**EXCERTO**
========
Palavras de ordem liam-se nos cartazes e ouviam-se nas réplicas enunciadas em voz alta, ao ritmo de batuques e do trânsito de fim de tarde na Avenida Paulista. No meio da multidão, dei por mim ao lado do artista chinês Ai Weiwei, sozinho e silencioso. A sua presença enquanto símbolo mundial da arte contra a censura era suficiente. Afinal, vários curadores, funcionários de museus e artistas brasileiros tinham sofrido ataques verbais, escritos e mesmo físicos nos últimos meses, mas nenhum tinha sido preso como fora Ai Weiwei na sua China natal, por misturar prática artística e denúncia política. A censura e a repressão estão presentes tanto em regimes políticos de direita como de esquerda, tanto no passado como no presente.
Ai Weiwei tinha ido ao Festival de Cinema de São Paulo apresentar o seu documentário Human Flow, sobre a crise global dos refugiados, mas acabara na manifestação a dar o seu apoio ao movimento em prol da liberdade artística no Brasil. Fotografei-o, como dezenas de outras pessoas, a olhar para o cartaz que lhe tinham colocado nas mãos e que com certeza o artista chinês não saberia ler, um desenho de uma mulher nua e grávida entre duas frases: “A história da sexualidade é a história da humanidade. Conheça a sua história” e “Vá ao MASP”. Noutro placard, exibido por um manifestante próximo, lia-se: “Amor à arte, amor ao próximo.” As vozes oscilavam entre “o povo sem medo, sem medo de censura” e o mais batido “Fora Temer”, as duas palavras de ordem contra o Governo brasileiro, que demonstravam bem que este é também um conflito político.
Duas raparigas no passeio faziam uma performance à volta de um texto que se tornou, entretanto, um manifesto: uma gritava, com um megafone, as palavras que também se liam no poster que segurava enquanto a outra respondia “sim!” a cada grito: “Arte”, “sim!”; “liberdade”, “sim!”; “democracia”, “sim!”; “performance”, “sim!”; “cinema”, “sim!”; “música”, “sim!”; “pintura”, “sim!”; “teatro”, “sim!”; “gravura”, “sim!”; “política”, “sim!”; “debate”, “sim!”; “sexo”, “sim!”; “rua”, “sim!”; “vermelho”, “sim!”; “fala”, “sim!”; “escola”, “sim!”; “opinião”, “sim!”; “dança”, “sim!”; “vídeo”, “sim!”; “preto”, “sim!”; “poesia”, “sim!”; “pixo [graffiti]”, “sim!”; “escultura”, “sim!”; “viver”, “sim!”.
========
Listagens de localização de elementos
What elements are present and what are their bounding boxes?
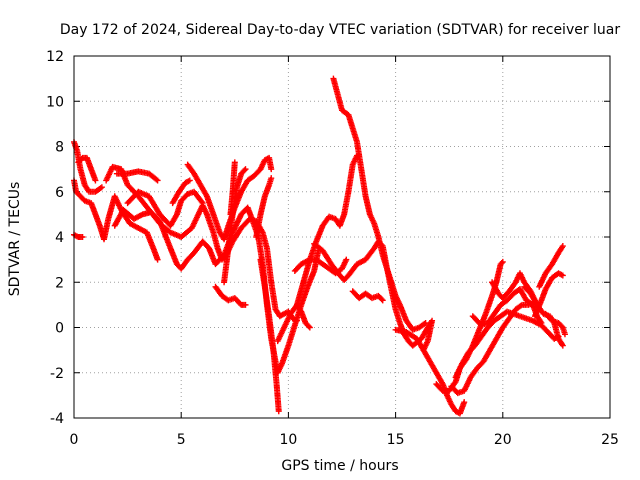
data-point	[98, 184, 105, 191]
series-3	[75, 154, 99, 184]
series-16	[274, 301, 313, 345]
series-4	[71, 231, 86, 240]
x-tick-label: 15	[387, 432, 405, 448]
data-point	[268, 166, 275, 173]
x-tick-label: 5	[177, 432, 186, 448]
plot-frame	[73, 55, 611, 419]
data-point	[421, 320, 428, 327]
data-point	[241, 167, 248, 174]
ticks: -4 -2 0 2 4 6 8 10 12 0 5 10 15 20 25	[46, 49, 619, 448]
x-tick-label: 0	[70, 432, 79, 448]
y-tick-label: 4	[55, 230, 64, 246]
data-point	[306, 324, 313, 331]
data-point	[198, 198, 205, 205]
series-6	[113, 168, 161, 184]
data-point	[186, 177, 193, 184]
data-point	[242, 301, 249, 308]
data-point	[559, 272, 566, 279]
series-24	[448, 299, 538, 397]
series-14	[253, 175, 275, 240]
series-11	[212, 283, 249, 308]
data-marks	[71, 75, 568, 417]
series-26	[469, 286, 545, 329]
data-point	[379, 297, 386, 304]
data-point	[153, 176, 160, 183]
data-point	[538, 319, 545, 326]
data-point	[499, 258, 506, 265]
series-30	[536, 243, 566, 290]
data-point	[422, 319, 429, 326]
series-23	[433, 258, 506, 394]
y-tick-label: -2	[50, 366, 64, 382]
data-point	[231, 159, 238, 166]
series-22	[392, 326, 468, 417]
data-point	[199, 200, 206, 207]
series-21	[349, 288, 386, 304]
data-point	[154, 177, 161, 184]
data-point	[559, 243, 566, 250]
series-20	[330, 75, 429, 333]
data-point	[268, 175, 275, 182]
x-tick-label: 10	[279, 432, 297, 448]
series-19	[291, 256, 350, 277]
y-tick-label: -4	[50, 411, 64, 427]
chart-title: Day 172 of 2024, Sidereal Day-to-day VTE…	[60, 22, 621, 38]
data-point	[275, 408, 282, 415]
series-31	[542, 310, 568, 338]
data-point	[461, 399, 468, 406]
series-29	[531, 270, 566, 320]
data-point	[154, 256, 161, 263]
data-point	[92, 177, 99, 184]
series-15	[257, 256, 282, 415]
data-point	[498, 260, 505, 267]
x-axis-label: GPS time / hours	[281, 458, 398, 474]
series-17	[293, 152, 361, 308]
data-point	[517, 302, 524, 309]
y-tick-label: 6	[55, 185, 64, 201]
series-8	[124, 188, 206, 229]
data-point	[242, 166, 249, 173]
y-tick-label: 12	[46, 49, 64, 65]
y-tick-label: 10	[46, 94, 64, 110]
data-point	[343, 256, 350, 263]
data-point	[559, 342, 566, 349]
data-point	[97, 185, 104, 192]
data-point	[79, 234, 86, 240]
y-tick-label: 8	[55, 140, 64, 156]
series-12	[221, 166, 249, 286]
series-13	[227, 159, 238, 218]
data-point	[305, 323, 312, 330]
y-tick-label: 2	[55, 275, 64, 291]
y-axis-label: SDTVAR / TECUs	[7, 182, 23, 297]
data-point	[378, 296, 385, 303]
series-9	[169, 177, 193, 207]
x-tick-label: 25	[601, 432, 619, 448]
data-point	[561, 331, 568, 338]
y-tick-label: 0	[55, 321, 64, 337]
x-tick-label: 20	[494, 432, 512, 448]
========
**O QUE FAZER**
- 1) Consegue resumir o relato da manifestação em duas frases?
- 2) Pode editar o relato da manifestação, começando em "Palavras de ordem liam-se" e seguindo até "como no presente.", com "curadores" substituído por "críticos"?
- 3) Pode continuar o relato da manifestação a partir do ponto em que termina?
As linhas não fazem falta para nada disto.

**RESPOSTAS POR TAREFA**
- 1) Numa manifestação na Avenida Paulista em prol da liberdade artística no Brasil, Ai Weiwei, que fora a São Paulo apresentar o documentário Human Flow, esteve presente sozinho e silencioso, com um cartaz nas mãos, enquanto se ouviam palavras de ordem contra a censura e contra o Governo. No passeio, duas raparigas faziam uma performance em que uma gritava ao megafone palavras como “arte”, “liberdade” e “democracia” e a outra respondia “sim!” a cada uma.

- 2)
Palavras de ordem liam-se nos cartazes e ouviam-se nas réplicas enunciadas em voz alta, ao ritmo de batuques e do trânsito de fim de tarde na Avenida Paulista. No meio da multidão, dei por mim ao lado do artista chinês Ai Weiwei, sozinho e silencioso. A sua presença enquanto símbolo mundial da arte contra a censura era suficiente. Afinal, vários críticos, funcionários de museus e artistas brasileiros tinham sofrido ataques verbais, escritos e mesmo físicos nos últimos meses, mas nenhum tinha sido preso como fora Ai Weiwei na sua China natal, por misturar prática artística e denúncia política. A censura e a repressão estão presentes tanto em regimes políticos de direita como de esquerda, tanto no passado como no presente.

- 3)
Quando finalmente se abriram as portas do museu, fez-se uma enorme fila com muitas das pessoas que, ainda de t-shirt, tinham estado na manifestação. Parte do público mimetizava a transgressão de um dos temas da exposição, inscrevendo a ambiguidade sexual no próprio corpo, como os homens que surgiram maquilhados e de vestido. Um dos seguranças não deixava que o uniforme lhe tolhesse a sua identidade trans. A juventude do público da inauguração era também evidente — afinal é o próprio MASP que está a procurar envolver entre os seus “amigos” e “patrocinadores” as gerações mais novas, e mais mulheres.
Subverter a história da arte
Nove temas estruturam as mais de 250 obras segundo critérios que procuram subverter três paradigmas definidores da história da arte mais tradicional. Em primeiro lugar, a cronologia. Obras realizadas no século XVIII estão ao lado de outras feitas há poucos anos — um São Sebastião de Perugino (c. 1500), o santo que tal como o David de Miguel Ângelo foi apropriado como ícone gay, colocado na parede junto a uma fotografia de Robert Mapplethorpe, o fotógrafo nova-iorquino que nas décadas de 1970 e 1980 veio dar visibilidade ao homoerotismo, à cultura gay e a vários modos de transgressão sexual.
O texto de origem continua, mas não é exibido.